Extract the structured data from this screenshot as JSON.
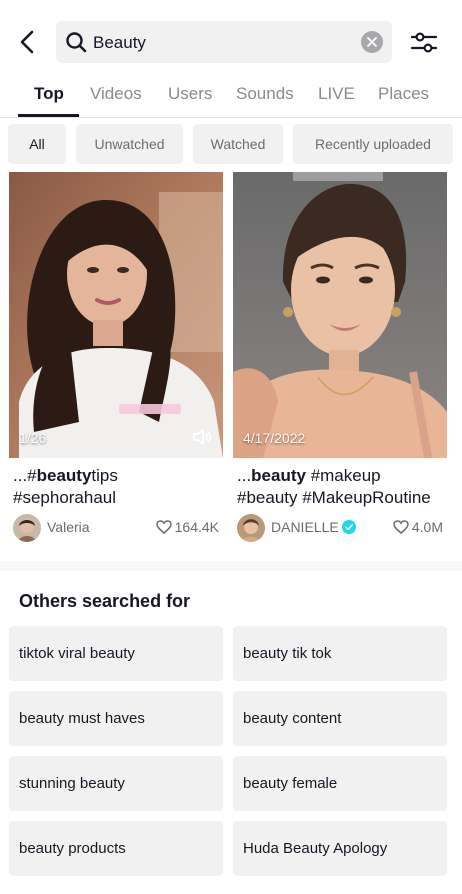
{
  "search": {
    "query": "Beauty"
  },
  "tabs": [
    "Top",
    "Videos",
    "Users",
    "Sounds",
    "LIVE",
    "Places"
  ],
  "chips": [
    "All",
    "Unwatched",
    "Watched",
    "Recently uploaded"
  ],
  "videos": [
    {
      "badge": "1/26",
      "caption_prefix": "...#",
      "caption_bold": "beauty",
      "caption_rest": "tips",
      "caption_line2": "#sephorahaul",
      "author": "Valeria",
      "likes": "164.4K",
      "has_sound_icon": true
    },
    {
      "badge": "4/17/2022",
      "caption_prefix": "...",
      "caption_bold": "beauty",
      "caption_rest": " #makeup",
      "caption_line2": "#beauty #MakeupRoutine",
      "author": "DANIELLE",
      "likes": "4.0M",
      "verified": true
    }
  ],
  "others": {
    "title": "Others searched for",
    "items": [
      "tiktok viral beauty",
      "beauty tik tok",
      "beauty must haves",
      "beauty content",
      "stunning beauty",
      "beauty female",
      "beauty products",
      "Huda Beauty Apology"
    ]
  },
  "colors": {
    "text": "#161823",
    "muted": "#8a8b91",
    "chip_bg": "#f1f1f2",
    "verified": "#20d5ec"
  }
}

========================

> _WHAT YOU WILL DO_: A word-for-word copy of the entries above is what is needed, without any images.

> _SOLUTION FOR THIS TASK_:
Extract the structured data from this screenshot as JSON.
{
  "search": {
    "query": "Beauty"
  },
  "tabs": [
    "Top",
    "Videos",
    "Users",
    "Sounds",
    "LIVE",
    "Places"
  ],
  "chips": [
    "All",
    "Unwatched",
    "Watched",
    "Recently uploaded"
  ],
  "videos": [
    {
      "badge": "1/26",
      "caption_prefix": "...#",
      "caption_bold": "beauty",
      "caption_rest": "tips",
      "caption_line2": "#sephorahaul",
      "author": "Valeria",
      "likes": "164.4K",
      "has_sound_icon": true
    },
    {
      "badge": "4/17/2022",
      "caption_prefix": "...",
      "caption_bold": "beauty",
      "caption_rest": " #makeup",
      "caption_line2": "#beauty #MakeupRoutine",
      "author": "DANIELLE",
      "likes": "4.0M",
      "verified": true
    }
  ],
  "others": {
    "title": "Others searched for",
    "items": [
      "tiktok viral beauty",
      "beauty tik tok",
      "beauty must haves",
      "beauty content",
      "stunning beauty",
      "beauty female",
      "beauty products",
      "Huda Beauty Apology"
    ]
  },
  "colors": {
    "text": "#161823",
    "muted": "#8a8b91",
    "chip_bg": "#f1f1f2",
    "verified": "#20d5ec"
  }
}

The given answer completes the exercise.